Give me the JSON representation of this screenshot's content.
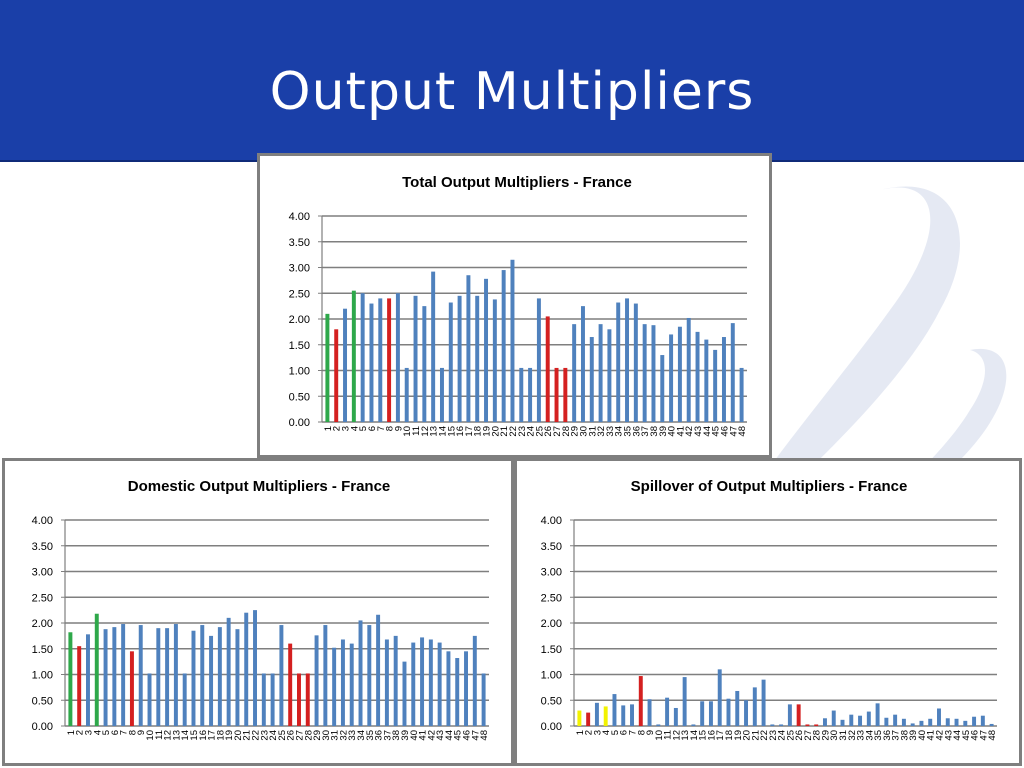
{
  "slide": {
    "title": "Output Multipliers"
  },
  "colors": {
    "header": "#1a3fa8",
    "bar": "#4f81bd",
    "green": "#2ea84a",
    "red": "#d42020",
    "yellow": "#f2f200",
    "grid": "#7f7f7f"
  },
  "chart_data": [
    {
      "type": "bar",
      "title": "Total Output Multipliers - France",
      "xlabel": "",
      "ylabel": "",
      "ylim": [
        0,
        4
      ],
      "yticks": [
        "0.00",
        "0.50",
        "1.00",
        "1.50",
        "2.00",
        "2.50",
        "3.00",
        "3.50",
        "4.00"
      ],
      "grid": true,
      "categories": [
        "1",
        "2",
        "3",
        "4",
        "5",
        "6",
        "7",
        "8",
        "9",
        "10",
        "11",
        "12",
        "13",
        "14",
        "15",
        "16",
        "17",
        "18",
        "19",
        "20",
        "21",
        "22",
        "23",
        "24",
        "25",
        "26",
        "27",
        "28",
        "29",
        "30",
        "31",
        "32",
        "33",
        "34",
        "35",
        "36",
        "37",
        "38",
        "39",
        "40",
        "41",
        "42",
        "43",
        "44",
        "45",
        "46",
        "47",
        "48"
      ],
      "values": [
        2.1,
        1.8,
        2.2,
        2.55,
        2.5,
        2.3,
        2.4,
        2.4,
        2.5,
        1.05,
        2.45,
        2.25,
        2.92,
        1.05,
        2.32,
        2.45,
        2.85,
        2.45,
        2.78,
        2.38,
        2.95,
        3.15,
        1.05,
        1.05,
        2.4,
        2.05,
        1.05,
        1.05,
        1.9,
        2.25,
        1.65,
        1.9,
        1.8,
        2.32,
        2.4,
        2.3,
        1.9,
        1.88,
        1.3,
        1.7,
        1.85,
        2.02,
        1.75,
        1.6,
        1.4,
        1.65,
        1.92,
        1.05
      ],
      "bar_colors": [
        "green",
        "red",
        "blue",
        "green",
        "blue",
        "blue",
        "blue",
        "red",
        "blue",
        "blue",
        "blue",
        "blue",
        "blue",
        "blue",
        "blue",
        "blue",
        "blue",
        "blue",
        "blue",
        "blue",
        "blue",
        "blue",
        "blue",
        "blue",
        "blue",
        "red",
        "red",
        "red",
        "blue",
        "blue",
        "blue",
        "blue",
        "blue",
        "blue",
        "blue",
        "blue",
        "blue",
        "blue",
        "blue",
        "blue",
        "blue",
        "blue",
        "blue",
        "blue",
        "blue",
        "blue",
        "blue",
        "blue"
      ]
    },
    {
      "type": "bar",
      "title": "Domestic Output Multipliers - France",
      "xlabel": "",
      "ylabel": "",
      "ylim": [
        0,
        4
      ],
      "yticks": [
        "0.00",
        "0.50",
        "1.00",
        "1.50",
        "2.00",
        "2.50",
        "3.00",
        "3.50",
        "4.00"
      ],
      "grid": true,
      "categories": [
        "1",
        "2",
        "3",
        "4",
        "5",
        "6",
        "7",
        "8",
        "9",
        "10",
        "11",
        "12",
        "13",
        "14",
        "15",
        "16",
        "17",
        "18",
        "19",
        "20",
        "21",
        "22",
        "23",
        "24",
        "25",
        "26",
        "27",
        "28",
        "29",
        "30",
        "31",
        "32",
        "33",
        "34",
        "35",
        "36",
        "37",
        "38",
        "39",
        "40",
        "41",
        "42",
        "43",
        "44",
        "45",
        "46",
        "47",
        "48"
      ],
      "values": [
        1.82,
        1.55,
        1.78,
        2.18,
        1.88,
        1.92,
        1.98,
        1.45,
        1.96,
        1.02,
        1.9,
        1.9,
        1.98,
        1.02,
        1.85,
        1.96,
        1.75,
        1.92,
        2.1,
        1.88,
        2.2,
        2.25,
        1.02,
        1.02,
        1.96,
        1.6,
        1.02,
        1.02,
        1.76,
        1.96,
        1.52,
        1.68,
        1.6,
        2.05,
        1.96,
        2.16,
        1.68,
        1.75,
        1.25,
        1.62,
        1.72,
        1.68,
        1.62,
        1.45,
        1.32,
        1.45,
        1.75,
        1.02
      ],
      "bar_colors": [
        "green",
        "red",
        "blue",
        "green",
        "blue",
        "blue",
        "blue",
        "red",
        "blue",
        "blue",
        "blue",
        "blue",
        "blue",
        "blue",
        "blue",
        "blue",
        "blue",
        "blue",
        "blue",
        "blue",
        "blue",
        "blue",
        "blue",
        "blue",
        "blue",
        "red",
        "red",
        "red",
        "blue",
        "blue",
        "blue",
        "blue",
        "blue",
        "blue",
        "blue",
        "blue",
        "blue",
        "blue",
        "blue",
        "blue",
        "blue",
        "blue",
        "blue",
        "blue",
        "blue",
        "blue",
        "blue",
        "blue"
      ]
    },
    {
      "type": "bar",
      "title": "Spillover of Output Multipliers - France",
      "xlabel": "",
      "ylabel": "",
      "ylim": [
        0,
        4
      ],
      "yticks": [
        "0.00",
        "0.50",
        "1.00",
        "1.50",
        "2.00",
        "2.50",
        "3.00",
        "3.50",
        "4.00"
      ],
      "grid": true,
      "categories": [
        "1",
        "2",
        "3",
        "4",
        "5",
        "6",
        "7",
        "8",
        "9",
        "10",
        "11",
        "12",
        "13",
        "14",
        "15",
        "16",
        "17",
        "18",
        "19",
        "20",
        "21",
        "22",
        "23",
        "24",
        "25",
        "26",
        "27",
        "28",
        "29",
        "30",
        "31",
        "32",
        "33",
        "34",
        "35",
        "36",
        "37",
        "38",
        "39",
        "40",
        "41",
        "42",
        "43",
        "44",
        "45",
        "46",
        "47",
        "48"
      ],
      "values": [
        0.3,
        0.26,
        0.45,
        0.38,
        0.62,
        0.4,
        0.42,
        0.97,
        0.52,
        0.03,
        0.55,
        0.35,
        0.95,
        0.03,
        0.48,
        0.48,
        1.1,
        0.53,
        0.68,
        0.5,
        0.75,
        0.9,
        0.03,
        0.03,
        0.42,
        0.42,
        0.03,
        0.03,
        0.15,
        0.3,
        0.12,
        0.22,
        0.2,
        0.28,
        0.44,
        0.16,
        0.22,
        0.14,
        0.05,
        0.1,
        0.14,
        0.34,
        0.15,
        0.14,
        0.1,
        0.18,
        0.2,
        0.04
      ],
      "bar_colors": [
        "yellow",
        "red",
        "blue",
        "yellow",
        "blue",
        "blue",
        "blue",
        "red",
        "blue",
        "blue",
        "blue",
        "blue",
        "blue",
        "blue",
        "blue",
        "blue",
        "blue",
        "blue",
        "blue",
        "blue",
        "blue",
        "blue",
        "blue",
        "blue",
        "blue",
        "red",
        "red",
        "red",
        "blue",
        "blue",
        "blue",
        "blue",
        "blue",
        "blue",
        "blue",
        "blue",
        "blue",
        "blue",
        "blue",
        "blue",
        "blue",
        "blue",
        "blue",
        "blue",
        "blue",
        "blue",
        "blue",
        "blue"
      ]
    }
  ]
}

+ + + + + + +

What is required
Copy out all of the data word for word. Do not carry over any picture.

Exercise answer
Give me the JSON representation of this screenshot's content.
{
  "slide": {
    "title": "Output Multipliers"
  },
  "colors": {
    "header": "#1a3fa8",
    "bar": "#4f81bd",
    "green": "#2ea84a",
    "red": "#d42020",
    "yellow": "#f2f200",
    "grid": "#7f7f7f"
  },
  "chart_data": [
    {
      "type": "bar",
      "title": "Total Output Multipliers - France",
      "xlabel": "",
      "ylabel": "",
      "ylim": [
        0,
        4
      ],
      "yticks": [
        "0.00",
        "0.50",
        "1.00",
        "1.50",
        "2.00",
        "2.50",
        "3.00",
        "3.50",
        "4.00"
      ],
      "grid": true,
      "categories": [
        "1",
        "2",
        "3",
        "4",
        "5",
        "6",
        "7",
        "8",
        "9",
        "10",
        "11",
        "12",
        "13",
        "14",
        "15",
        "16",
        "17",
        "18",
        "19",
        "20",
        "21",
        "22",
        "23",
        "24",
        "25",
        "26",
        "27",
        "28",
        "29",
        "30",
        "31",
        "32",
        "33",
        "34",
        "35",
        "36",
        "37",
        "38",
        "39",
        "40",
        "41",
        "42",
        "43",
        "44",
        "45",
        "46",
        "47",
        "48"
      ],
      "values": [
        2.1,
        1.8,
        2.2,
        2.55,
        2.5,
        2.3,
        2.4,
        2.4,
        2.5,
        1.05,
        2.45,
        2.25,
        2.92,
        1.05,
        2.32,
        2.45,
        2.85,
        2.45,
        2.78,
        2.38,
        2.95,
        3.15,
        1.05,
        1.05,
        2.4,
        2.05,
        1.05,
        1.05,
        1.9,
        2.25,
        1.65,
        1.9,
        1.8,
        2.32,
        2.4,
        2.3,
        1.9,
        1.88,
        1.3,
        1.7,
        1.85,
        2.02,
        1.75,
        1.6,
        1.4,
        1.65,
        1.92,
        1.05
      ],
      "bar_colors": [
        "green",
        "red",
        "blue",
        "green",
        "blue",
        "blue",
        "blue",
        "red",
        "blue",
        "blue",
        "blue",
        "blue",
        "blue",
        "blue",
        "blue",
        "blue",
        "blue",
        "blue",
        "blue",
        "blue",
        "blue",
        "blue",
        "blue",
        "blue",
        "blue",
        "red",
        "red",
        "red",
        "blue",
        "blue",
        "blue",
        "blue",
        "blue",
        "blue",
        "blue",
        "blue",
        "blue",
        "blue",
        "blue",
        "blue",
        "blue",
        "blue",
        "blue",
        "blue",
        "blue",
        "blue",
        "blue",
        "blue"
      ]
    },
    {
      "type": "bar",
      "title": "Domestic Output Multipliers - France",
      "xlabel": "",
      "ylabel": "",
      "ylim": [
        0,
        4
      ],
      "yticks": [
        "0.00",
        "0.50",
        "1.00",
        "1.50",
        "2.00",
        "2.50",
        "3.00",
        "3.50",
        "4.00"
      ],
      "grid": true,
      "categories": [
        "1",
        "2",
        "3",
        "4",
        "5",
        "6",
        "7",
        "8",
        "9",
        "10",
        "11",
        "12",
        "13",
        "14",
        "15",
        "16",
        "17",
        "18",
        "19",
        "20",
        "21",
        "22",
        "23",
        "24",
        "25",
        "26",
        "27",
        "28",
        "29",
        "30",
        "31",
        "32",
        "33",
        "34",
        "35",
        "36",
        "37",
        "38",
        "39",
        "40",
        "41",
        "42",
        "43",
        "44",
        "45",
        "46",
        "47",
        "48"
      ],
      "values": [
        1.82,
        1.55,
        1.78,
        2.18,
        1.88,
        1.92,
        1.98,
        1.45,
        1.96,
        1.02,
        1.9,
        1.9,
        1.98,
        1.02,
        1.85,
        1.96,
        1.75,
        1.92,
        2.1,
        1.88,
        2.2,
        2.25,
        1.02,
        1.02,
        1.96,
        1.6,
        1.02,
        1.02,
        1.76,
        1.96,
        1.52,
        1.68,
        1.6,
        2.05,
        1.96,
        2.16,
        1.68,
        1.75,
        1.25,
        1.62,
        1.72,
        1.68,
        1.62,
        1.45,
        1.32,
        1.45,
        1.75,
        1.02
      ],
      "bar_colors": [
        "green",
        "red",
        "blue",
        "green",
        "blue",
        "blue",
        "blue",
        "red",
        "blue",
        "blue",
        "blue",
        "blue",
        "blue",
        "blue",
        "blue",
        "blue",
        "blue",
        "blue",
        "blue",
        "blue",
        "blue",
        "blue",
        "blue",
        "blue",
        "blue",
        "red",
        "red",
        "red",
        "blue",
        "blue",
        "blue",
        "blue",
        "blue",
        "blue",
        "blue",
        "blue",
        "blue",
        "blue",
        "blue",
        "blue",
        "blue",
        "blue",
        "blue",
        "blue",
        "blue",
        "blue",
        "blue",
        "blue"
      ]
    },
    {
      "type": "bar",
      "title": "Spillover of Output Multipliers - France",
      "xlabel": "",
      "ylabel": "",
      "ylim": [
        0,
        4
      ],
      "yticks": [
        "0.00",
        "0.50",
        "1.00",
        "1.50",
        "2.00",
        "2.50",
        "3.00",
        "3.50",
        "4.00"
      ],
      "grid": true,
      "categories": [
        "1",
        "2",
        "3",
        "4",
        "5",
        "6",
        "7",
        "8",
        "9",
        "10",
        "11",
        "12",
        "13",
        "14",
        "15",
        "16",
        "17",
        "18",
        "19",
        "20",
        "21",
        "22",
        "23",
        "24",
        "25",
        "26",
        "27",
        "28",
        "29",
        "30",
        "31",
        "32",
        "33",
        "34",
        "35",
        "36",
        "37",
        "38",
        "39",
        "40",
        "41",
        "42",
        "43",
        "44",
        "45",
        "46",
        "47",
        "48"
      ],
      "values": [
        0.3,
        0.26,
        0.45,
        0.38,
        0.62,
        0.4,
        0.42,
        0.97,
        0.52,
        0.03,
        0.55,
        0.35,
        0.95,
        0.03,
        0.48,
        0.48,
        1.1,
        0.53,
        0.68,
        0.5,
        0.75,
        0.9,
        0.03,
        0.03,
        0.42,
        0.42,
        0.03,
        0.03,
        0.15,
        0.3,
        0.12,
        0.22,
        0.2,
        0.28,
        0.44,
        0.16,
        0.22,
        0.14,
        0.05,
        0.1,
        0.14,
        0.34,
        0.15,
        0.14,
        0.1,
        0.18,
        0.2,
        0.04
      ],
      "bar_colors": [
        "yellow",
        "red",
        "blue",
        "yellow",
        "blue",
        "blue",
        "blue",
        "red",
        "blue",
        "blue",
        "blue",
        "blue",
        "blue",
        "blue",
        "blue",
        "blue",
        "blue",
        "blue",
        "blue",
        "blue",
        "blue",
        "blue",
        "blue",
        "blue",
        "blue",
        "red",
        "red",
        "red",
        "blue",
        "blue",
        "blue",
        "blue",
        "blue",
        "blue",
        "blue",
        "blue",
        "blue",
        "blue",
        "blue",
        "blue",
        "blue",
        "blue",
        "blue",
        "blue",
        "blue",
        "blue",
        "blue",
        "blue"
      ]
    }
  ]
}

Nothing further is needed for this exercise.